*What is expected*
Your task is to write out exactly the lines from the line containing "Convert this screenshot" through the end of the records, inclusive at both ends.

[Records from a data collection]
---

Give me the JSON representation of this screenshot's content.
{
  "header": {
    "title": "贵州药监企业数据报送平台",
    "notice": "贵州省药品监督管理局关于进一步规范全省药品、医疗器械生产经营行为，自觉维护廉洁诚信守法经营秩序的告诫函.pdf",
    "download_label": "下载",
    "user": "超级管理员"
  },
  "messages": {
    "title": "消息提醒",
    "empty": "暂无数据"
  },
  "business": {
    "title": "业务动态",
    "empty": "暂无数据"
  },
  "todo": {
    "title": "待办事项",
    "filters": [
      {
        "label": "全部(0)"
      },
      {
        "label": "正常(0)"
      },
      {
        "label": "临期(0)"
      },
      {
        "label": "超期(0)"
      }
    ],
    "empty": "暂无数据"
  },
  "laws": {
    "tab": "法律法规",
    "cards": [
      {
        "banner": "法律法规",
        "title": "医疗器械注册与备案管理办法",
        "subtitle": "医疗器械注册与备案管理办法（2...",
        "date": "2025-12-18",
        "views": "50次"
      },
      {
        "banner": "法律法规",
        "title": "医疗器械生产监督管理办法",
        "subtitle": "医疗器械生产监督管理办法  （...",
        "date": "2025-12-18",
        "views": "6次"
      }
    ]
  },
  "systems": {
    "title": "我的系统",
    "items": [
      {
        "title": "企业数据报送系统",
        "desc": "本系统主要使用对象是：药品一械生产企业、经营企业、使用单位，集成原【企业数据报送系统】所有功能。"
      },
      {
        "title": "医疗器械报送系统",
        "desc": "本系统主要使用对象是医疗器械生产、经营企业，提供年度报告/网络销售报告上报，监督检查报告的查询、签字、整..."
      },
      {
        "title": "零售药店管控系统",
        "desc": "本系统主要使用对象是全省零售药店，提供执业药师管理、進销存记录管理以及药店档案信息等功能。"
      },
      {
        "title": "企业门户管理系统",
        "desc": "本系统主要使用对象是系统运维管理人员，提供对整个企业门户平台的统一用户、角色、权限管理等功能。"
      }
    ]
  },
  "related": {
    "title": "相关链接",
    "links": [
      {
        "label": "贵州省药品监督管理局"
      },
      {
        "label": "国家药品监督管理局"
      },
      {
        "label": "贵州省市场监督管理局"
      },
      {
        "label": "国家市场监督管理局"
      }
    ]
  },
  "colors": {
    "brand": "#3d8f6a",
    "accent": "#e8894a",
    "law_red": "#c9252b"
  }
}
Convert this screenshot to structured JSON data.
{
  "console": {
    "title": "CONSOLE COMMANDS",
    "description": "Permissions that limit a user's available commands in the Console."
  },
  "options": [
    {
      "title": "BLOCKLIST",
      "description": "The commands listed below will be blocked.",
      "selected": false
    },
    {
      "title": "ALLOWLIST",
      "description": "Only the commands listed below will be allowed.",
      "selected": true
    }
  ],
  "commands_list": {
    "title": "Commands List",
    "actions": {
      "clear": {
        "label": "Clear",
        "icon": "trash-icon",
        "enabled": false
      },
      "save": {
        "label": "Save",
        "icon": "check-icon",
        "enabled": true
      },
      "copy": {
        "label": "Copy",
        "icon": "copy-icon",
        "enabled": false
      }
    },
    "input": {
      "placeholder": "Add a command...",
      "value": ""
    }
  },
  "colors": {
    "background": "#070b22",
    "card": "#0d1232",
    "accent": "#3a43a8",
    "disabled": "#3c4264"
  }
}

---

*Output for this exercise*
Convert this screenshot to structured JSON data.
{
  "console": {
    "title": "CONSOLE COMMANDS",
    "description": "Permissions that limit a user's available commands in the Console."
  },
  "options": [
    {
      "title": "BLOCKLIST",
      "description": "The commands listed below will be blocked.",
      "selected": false
    },
    {
      "title": "ALLOWLIST",
      "description": "Only the commands listed below will be allowed.",
      "selected": true
    }
  ],
  "commands_list": {
    "title": "Commands List",
    "actions": {
      "clear": {
        "label": "Clear",
        "icon": "trash-icon",
        "enabled": false
      },
      "save": {
        "label": "Save",
        "icon": "check-icon",
        "enabled": true
      },
      "copy": {
        "label": "Copy",
        "icon": "copy-icon",
        "enabled": false
      }
    },
    "input": {
      "placeholder": "Add a command...",
      "value": ""
    }
  },
  "colors": {
    "background": "#070b22",
    "card": "#0d1232",
    "accent": "#3a43a8",
    "disabled": "#3c4264"
  }
}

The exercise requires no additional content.